#### [GIVEN EXERCISE]
Every record below is to be retyped exactly.

Data items:
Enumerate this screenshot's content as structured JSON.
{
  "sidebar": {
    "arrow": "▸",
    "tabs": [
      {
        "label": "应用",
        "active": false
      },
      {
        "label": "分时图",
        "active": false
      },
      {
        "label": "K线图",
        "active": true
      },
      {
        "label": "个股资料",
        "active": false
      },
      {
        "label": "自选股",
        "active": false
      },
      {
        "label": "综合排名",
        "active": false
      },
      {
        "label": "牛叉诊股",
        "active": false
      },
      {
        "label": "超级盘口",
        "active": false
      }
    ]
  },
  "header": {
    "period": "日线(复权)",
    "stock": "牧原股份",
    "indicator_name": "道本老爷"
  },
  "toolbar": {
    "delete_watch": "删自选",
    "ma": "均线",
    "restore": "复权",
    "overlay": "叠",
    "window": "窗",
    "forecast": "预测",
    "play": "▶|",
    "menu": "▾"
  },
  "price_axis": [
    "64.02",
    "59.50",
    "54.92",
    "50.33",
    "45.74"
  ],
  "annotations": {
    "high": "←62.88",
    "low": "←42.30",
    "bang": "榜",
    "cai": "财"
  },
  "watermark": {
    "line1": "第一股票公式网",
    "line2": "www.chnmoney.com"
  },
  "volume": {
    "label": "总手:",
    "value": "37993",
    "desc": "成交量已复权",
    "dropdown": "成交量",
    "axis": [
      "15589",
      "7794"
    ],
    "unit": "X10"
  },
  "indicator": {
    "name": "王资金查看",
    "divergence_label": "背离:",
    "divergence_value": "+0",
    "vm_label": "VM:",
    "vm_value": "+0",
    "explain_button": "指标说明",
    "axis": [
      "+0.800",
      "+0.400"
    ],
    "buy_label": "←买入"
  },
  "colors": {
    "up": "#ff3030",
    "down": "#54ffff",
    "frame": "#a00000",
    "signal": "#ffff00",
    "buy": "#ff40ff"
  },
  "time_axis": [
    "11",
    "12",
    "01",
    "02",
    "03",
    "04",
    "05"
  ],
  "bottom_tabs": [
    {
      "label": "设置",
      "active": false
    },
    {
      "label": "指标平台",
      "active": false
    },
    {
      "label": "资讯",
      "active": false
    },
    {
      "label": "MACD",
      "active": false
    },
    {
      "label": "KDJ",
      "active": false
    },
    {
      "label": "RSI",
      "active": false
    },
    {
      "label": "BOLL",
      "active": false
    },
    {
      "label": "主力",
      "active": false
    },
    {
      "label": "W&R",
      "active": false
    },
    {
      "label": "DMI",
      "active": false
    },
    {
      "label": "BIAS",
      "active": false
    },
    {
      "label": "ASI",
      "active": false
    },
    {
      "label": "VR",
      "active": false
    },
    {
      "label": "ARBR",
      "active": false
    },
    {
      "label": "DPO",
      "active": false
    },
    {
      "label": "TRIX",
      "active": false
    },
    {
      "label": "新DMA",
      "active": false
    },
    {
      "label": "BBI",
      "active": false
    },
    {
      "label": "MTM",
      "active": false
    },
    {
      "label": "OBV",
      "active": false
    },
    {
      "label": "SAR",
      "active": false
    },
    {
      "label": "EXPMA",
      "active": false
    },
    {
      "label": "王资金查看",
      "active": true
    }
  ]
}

#### [ANSWER]
Enumerate this screenshot's content as structured JSON.
{
  "sidebar": {
    "arrow": "▸",
    "tabs": [
      {
        "label": "应用",
        "active": false
      },
      {
        "label": "分时图",
        "active": false
      },
      {
        "label": "K线图",
        "active": true
      },
      {
        "label": "个股资料",
        "active": false
      },
      {
        "label": "自选股",
        "active": false
      },
      {
        "label": "综合排名",
        "active": false
      },
      {
        "label": "牛叉诊股",
        "active": false
      },
      {
        "label": "超级盘口",
        "active": false
      }
    ]
  },
  "header": {
    "period": "日线(复权)",
    "stock": "牧原股份",
    "indicator_name": "道本老爷"
  },
  "toolbar": {
    "delete_watch": "删自选",
    "ma": "均线",
    "restore": "复权",
    "overlay": "叠",
    "window": "窗",
    "forecast": "预测",
    "play": "▶|",
    "menu": "▾"
  },
  "price_axis": [
    "64.02",
    "59.50",
    "54.92",
    "50.33",
    "45.74"
  ],
  "annotations": {
    "high": "←62.88",
    "low": "←42.30",
    "bang": "榜",
    "cai": "财"
  },
  "watermark": {
    "line1": "第一股票公式网",
    "line2": "www.chnmoney.com"
  },
  "volume": {
    "label": "总手:",
    "value": "37993",
    "desc": "成交量已复权",
    "dropdown": "成交量",
    "axis": [
      "15589",
      "7794"
    ],
    "unit": "X10"
  },
  "indicator": {
    "name": "王资金查看",
    "divergence_label": "背离:",
    "divergence_value": "+0",
    "vm_label": "VM:",
    "vm_value": "+0",
    "explain_button": "指标说明",
    "axis": [
      "+0.800",
      "+0.400"
    ],
    "buy_label": "←买入"
  },
  "colors": {
    "up": "#ff3030",
    "down": "#54ffff",
    "frame": "#a00000",
    "signal": "#ffff00",
    "buy": "#ff40ff"
  },
  "time_axis": [
    "11",
    "12",
    "01",
    "02",
    "03",
    "04",
    "05"
  ],
  "bottom_tabs": [
    {
      "label": "设置",
      "active": false
    },
    {
      "label": "指标平台",
      "active": false
    },
    {
      "label": "资讯",
      "active": false
    },
    {
      "label": "MACD",
      "active": false
    },
    {
      "label": "KDJ",
      "active": false
    },
    {
      "label": "RSI",
      "active": false
    },
    {
      "label": "BOLL",
      "active": false
    },
    {
      "label": "主力",
      "active": false
    },
    {
      "label": "W&R",
      "active": false
    },
    {
      "label": "DMI",
      "active": false
    },
    {
      "label": "BIAS",
      "active": false
    },
    {
      "label": "ASI",
      "active": false
    },
    {
      "label": "VR",
      "active": false
    },
    {
      "label": "ARBR",
      "active": false
    },
    {
      "label": "DPO",
      "active": false
    },
    {
      "label": "TRIX",
      "active": false
    },
    {
      "label": "新DMA",
      "active": false
    },
    {
      "label": "BBI",
      "active": false
    },
    {
      "label": "MTM",
      "active": false
    },
    {
      "label": "OBV",
      "active": false
    },
    {
      "label": "SAR",
      "active": false
    },
    {
      "label": "EXPMA",
      "active": false
    },
    {
      "label": "王资金查看",
      "active": true
    }
  ]
}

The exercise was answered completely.